**Required work:**
Copy every line of the entries that includes the word "BTCUSD".

**Material supplied:**
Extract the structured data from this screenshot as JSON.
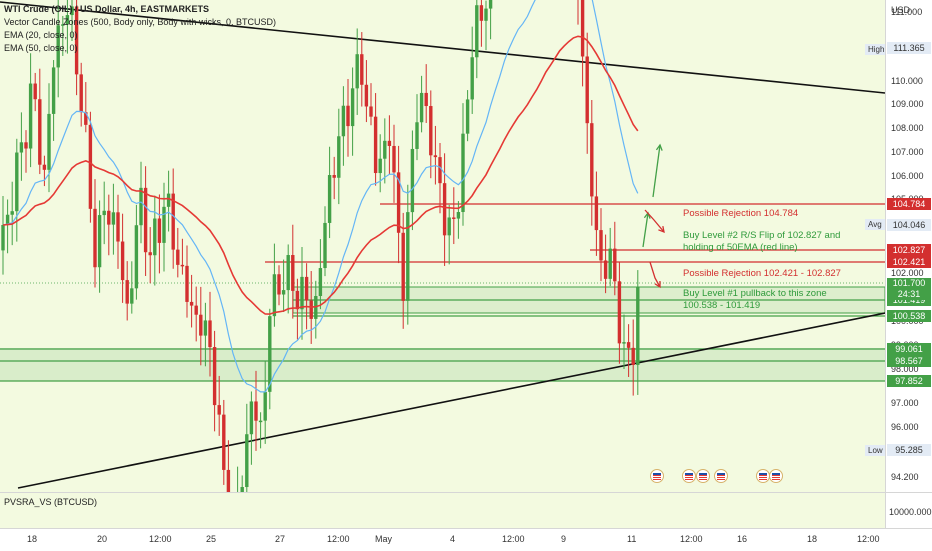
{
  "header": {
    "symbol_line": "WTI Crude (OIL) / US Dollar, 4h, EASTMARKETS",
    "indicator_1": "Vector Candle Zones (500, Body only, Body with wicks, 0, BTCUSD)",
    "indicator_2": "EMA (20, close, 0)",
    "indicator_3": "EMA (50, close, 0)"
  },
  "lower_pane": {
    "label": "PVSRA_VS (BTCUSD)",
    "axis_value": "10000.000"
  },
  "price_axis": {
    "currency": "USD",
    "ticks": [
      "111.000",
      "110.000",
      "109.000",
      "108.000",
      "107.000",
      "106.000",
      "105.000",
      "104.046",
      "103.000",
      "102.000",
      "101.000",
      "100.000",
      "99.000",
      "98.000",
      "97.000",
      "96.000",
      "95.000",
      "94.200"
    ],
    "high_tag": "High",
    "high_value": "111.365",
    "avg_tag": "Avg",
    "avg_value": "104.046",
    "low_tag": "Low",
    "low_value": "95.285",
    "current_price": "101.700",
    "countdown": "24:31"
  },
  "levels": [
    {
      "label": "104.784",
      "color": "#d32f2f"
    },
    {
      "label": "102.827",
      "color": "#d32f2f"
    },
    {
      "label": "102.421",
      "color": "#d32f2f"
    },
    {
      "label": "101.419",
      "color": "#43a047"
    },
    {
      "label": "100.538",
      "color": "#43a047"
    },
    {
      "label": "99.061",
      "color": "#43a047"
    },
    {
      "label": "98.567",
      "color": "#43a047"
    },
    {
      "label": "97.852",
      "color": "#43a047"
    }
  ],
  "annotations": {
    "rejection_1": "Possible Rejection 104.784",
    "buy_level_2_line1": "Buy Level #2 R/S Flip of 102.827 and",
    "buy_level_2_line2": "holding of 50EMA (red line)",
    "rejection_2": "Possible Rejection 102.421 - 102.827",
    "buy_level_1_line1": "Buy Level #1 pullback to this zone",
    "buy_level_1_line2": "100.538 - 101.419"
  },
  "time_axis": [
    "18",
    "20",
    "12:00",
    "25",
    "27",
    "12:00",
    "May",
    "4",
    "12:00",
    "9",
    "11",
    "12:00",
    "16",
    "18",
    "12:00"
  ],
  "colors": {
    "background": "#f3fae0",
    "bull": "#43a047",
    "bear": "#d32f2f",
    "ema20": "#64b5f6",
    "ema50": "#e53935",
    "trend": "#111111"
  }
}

--

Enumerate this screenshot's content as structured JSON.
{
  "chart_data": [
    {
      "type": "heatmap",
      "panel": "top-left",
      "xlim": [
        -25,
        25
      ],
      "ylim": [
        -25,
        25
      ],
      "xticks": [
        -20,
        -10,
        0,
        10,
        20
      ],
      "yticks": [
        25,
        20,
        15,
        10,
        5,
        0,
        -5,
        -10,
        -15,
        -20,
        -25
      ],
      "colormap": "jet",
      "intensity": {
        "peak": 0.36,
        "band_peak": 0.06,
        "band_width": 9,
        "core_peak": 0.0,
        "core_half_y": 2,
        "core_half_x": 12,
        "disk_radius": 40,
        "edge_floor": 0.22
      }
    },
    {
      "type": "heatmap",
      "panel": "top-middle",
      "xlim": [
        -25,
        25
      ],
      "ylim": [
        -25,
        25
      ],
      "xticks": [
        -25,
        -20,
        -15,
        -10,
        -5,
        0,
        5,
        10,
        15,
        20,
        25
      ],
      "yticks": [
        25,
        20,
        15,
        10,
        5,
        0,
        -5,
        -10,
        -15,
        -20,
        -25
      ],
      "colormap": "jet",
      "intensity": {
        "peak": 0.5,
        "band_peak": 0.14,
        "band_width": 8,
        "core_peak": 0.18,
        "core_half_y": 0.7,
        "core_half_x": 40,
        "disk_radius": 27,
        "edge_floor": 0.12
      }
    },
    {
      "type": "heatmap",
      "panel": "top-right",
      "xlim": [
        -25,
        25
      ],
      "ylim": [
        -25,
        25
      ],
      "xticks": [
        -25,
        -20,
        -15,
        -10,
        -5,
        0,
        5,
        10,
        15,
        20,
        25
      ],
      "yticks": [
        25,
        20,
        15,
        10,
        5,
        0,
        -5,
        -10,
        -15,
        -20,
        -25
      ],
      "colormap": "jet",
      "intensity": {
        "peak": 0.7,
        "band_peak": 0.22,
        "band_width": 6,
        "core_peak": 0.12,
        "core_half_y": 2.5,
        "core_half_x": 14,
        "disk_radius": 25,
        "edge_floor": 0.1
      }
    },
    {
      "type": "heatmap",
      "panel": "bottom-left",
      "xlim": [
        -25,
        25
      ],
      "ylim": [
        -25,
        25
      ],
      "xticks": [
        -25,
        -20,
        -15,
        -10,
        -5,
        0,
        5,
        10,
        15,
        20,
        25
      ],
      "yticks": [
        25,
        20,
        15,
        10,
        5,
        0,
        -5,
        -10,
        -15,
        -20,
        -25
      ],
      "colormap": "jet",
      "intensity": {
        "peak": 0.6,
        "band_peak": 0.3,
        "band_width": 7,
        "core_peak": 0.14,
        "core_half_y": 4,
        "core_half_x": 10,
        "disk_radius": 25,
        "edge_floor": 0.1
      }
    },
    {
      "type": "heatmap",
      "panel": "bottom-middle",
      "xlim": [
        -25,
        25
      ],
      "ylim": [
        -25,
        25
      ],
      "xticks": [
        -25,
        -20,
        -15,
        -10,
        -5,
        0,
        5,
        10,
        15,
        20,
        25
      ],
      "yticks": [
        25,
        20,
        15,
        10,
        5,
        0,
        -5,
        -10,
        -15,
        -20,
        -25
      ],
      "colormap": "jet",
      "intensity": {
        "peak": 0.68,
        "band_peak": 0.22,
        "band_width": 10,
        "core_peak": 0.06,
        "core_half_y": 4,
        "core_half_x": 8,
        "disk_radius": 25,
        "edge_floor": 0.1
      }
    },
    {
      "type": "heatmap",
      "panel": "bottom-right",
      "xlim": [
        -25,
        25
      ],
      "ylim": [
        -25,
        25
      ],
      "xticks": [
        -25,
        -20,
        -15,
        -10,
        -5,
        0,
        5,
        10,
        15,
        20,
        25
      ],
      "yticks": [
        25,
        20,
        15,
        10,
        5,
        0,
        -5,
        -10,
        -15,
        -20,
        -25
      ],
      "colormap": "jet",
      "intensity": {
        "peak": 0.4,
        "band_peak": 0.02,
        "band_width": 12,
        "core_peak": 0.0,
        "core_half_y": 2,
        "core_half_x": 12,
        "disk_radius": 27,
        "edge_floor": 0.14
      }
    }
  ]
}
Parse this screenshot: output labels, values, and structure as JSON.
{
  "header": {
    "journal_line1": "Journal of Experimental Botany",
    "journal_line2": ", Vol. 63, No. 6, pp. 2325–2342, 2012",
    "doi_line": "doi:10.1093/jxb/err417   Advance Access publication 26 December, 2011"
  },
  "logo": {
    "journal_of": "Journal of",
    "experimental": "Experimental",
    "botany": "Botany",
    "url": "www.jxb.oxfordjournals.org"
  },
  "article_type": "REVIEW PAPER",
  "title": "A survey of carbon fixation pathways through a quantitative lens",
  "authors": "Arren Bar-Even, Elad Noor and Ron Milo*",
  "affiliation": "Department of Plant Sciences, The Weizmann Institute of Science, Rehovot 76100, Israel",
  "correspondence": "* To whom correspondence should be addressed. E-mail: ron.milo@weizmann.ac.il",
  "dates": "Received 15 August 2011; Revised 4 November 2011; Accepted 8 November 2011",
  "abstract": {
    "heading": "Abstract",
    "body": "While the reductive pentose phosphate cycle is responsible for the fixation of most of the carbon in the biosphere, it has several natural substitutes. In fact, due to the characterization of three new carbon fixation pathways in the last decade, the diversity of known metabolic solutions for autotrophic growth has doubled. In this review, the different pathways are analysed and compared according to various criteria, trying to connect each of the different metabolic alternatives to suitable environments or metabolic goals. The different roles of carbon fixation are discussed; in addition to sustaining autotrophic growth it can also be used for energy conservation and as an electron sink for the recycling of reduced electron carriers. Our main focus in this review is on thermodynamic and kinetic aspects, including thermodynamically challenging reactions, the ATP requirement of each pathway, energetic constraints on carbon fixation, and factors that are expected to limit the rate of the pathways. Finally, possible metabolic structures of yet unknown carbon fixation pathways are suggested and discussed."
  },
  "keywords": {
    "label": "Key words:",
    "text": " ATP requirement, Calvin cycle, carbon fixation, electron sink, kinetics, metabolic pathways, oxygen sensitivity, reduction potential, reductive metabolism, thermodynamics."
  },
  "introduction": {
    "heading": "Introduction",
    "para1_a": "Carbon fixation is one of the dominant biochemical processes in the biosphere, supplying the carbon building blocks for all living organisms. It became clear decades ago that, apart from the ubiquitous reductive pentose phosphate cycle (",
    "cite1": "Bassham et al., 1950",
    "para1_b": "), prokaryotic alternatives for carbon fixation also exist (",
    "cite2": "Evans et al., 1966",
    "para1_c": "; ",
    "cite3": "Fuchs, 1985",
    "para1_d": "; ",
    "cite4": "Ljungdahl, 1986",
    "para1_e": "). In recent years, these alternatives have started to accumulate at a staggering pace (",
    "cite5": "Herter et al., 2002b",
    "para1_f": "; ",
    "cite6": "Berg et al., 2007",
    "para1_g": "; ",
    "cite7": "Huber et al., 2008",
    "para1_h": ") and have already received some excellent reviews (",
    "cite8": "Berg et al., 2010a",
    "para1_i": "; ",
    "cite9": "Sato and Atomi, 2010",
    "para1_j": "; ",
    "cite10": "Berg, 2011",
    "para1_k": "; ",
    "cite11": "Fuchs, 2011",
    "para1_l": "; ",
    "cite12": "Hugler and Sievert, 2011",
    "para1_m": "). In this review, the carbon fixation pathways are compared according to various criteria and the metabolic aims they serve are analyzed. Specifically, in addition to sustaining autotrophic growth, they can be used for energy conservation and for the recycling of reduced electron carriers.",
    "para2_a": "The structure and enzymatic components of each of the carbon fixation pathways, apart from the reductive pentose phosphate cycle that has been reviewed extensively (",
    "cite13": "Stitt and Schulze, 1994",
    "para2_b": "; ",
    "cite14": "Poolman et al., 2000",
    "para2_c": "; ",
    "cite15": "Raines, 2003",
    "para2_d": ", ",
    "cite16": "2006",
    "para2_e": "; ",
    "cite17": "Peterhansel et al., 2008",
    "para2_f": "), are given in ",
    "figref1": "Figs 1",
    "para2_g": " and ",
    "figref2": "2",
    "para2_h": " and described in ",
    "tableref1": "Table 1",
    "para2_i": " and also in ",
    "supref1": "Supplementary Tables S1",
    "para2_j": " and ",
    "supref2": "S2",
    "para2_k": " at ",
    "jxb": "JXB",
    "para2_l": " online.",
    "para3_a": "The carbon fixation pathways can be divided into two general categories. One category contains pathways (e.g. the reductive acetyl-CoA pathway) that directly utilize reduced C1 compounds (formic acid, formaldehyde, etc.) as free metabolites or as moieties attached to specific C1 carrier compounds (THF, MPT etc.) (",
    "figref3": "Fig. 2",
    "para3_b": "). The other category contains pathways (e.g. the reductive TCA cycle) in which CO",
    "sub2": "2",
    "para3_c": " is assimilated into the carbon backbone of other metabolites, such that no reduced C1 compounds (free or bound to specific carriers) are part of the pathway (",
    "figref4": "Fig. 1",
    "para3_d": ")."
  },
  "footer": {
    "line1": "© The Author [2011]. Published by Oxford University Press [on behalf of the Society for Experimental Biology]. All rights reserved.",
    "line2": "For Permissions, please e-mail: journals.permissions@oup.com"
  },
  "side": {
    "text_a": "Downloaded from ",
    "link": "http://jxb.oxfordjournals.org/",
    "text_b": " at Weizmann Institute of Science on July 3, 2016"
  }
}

...

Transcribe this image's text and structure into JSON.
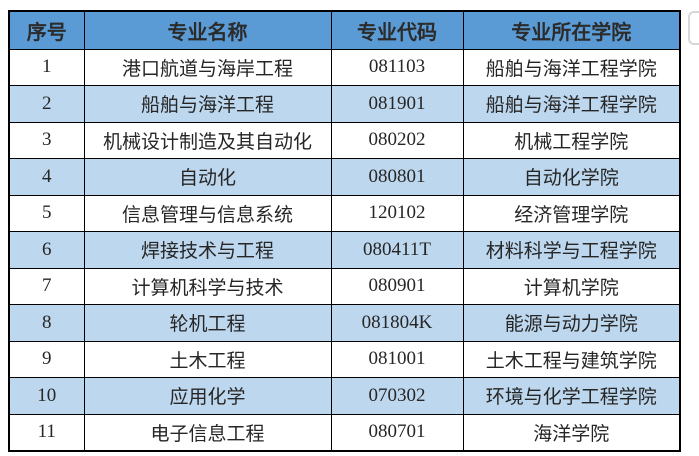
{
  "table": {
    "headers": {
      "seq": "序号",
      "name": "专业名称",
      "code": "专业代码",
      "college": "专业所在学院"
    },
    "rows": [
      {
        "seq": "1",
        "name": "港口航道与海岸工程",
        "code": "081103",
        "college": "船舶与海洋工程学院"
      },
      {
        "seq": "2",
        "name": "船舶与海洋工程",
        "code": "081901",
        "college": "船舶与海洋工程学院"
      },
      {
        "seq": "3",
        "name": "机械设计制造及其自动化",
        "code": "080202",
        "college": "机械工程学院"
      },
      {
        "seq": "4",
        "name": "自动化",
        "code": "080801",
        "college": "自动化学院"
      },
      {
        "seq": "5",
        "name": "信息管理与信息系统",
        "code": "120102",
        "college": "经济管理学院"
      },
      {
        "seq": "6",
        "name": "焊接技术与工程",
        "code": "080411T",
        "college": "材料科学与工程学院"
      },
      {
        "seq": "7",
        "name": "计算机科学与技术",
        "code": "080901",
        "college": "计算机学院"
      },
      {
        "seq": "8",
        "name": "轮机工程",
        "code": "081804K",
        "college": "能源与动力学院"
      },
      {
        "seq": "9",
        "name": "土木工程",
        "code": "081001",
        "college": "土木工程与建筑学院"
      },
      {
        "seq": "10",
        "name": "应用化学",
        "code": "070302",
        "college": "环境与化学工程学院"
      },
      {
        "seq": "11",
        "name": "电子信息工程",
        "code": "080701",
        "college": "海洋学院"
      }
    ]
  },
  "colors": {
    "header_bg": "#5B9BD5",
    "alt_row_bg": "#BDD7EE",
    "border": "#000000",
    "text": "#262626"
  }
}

**Written reply:**
    "indicator_1": "Vector Candle Zones (500, Body only, Body with wicks, 0, BTCUSD)",
    "label": "PVSRA_VS (BTCUSD)",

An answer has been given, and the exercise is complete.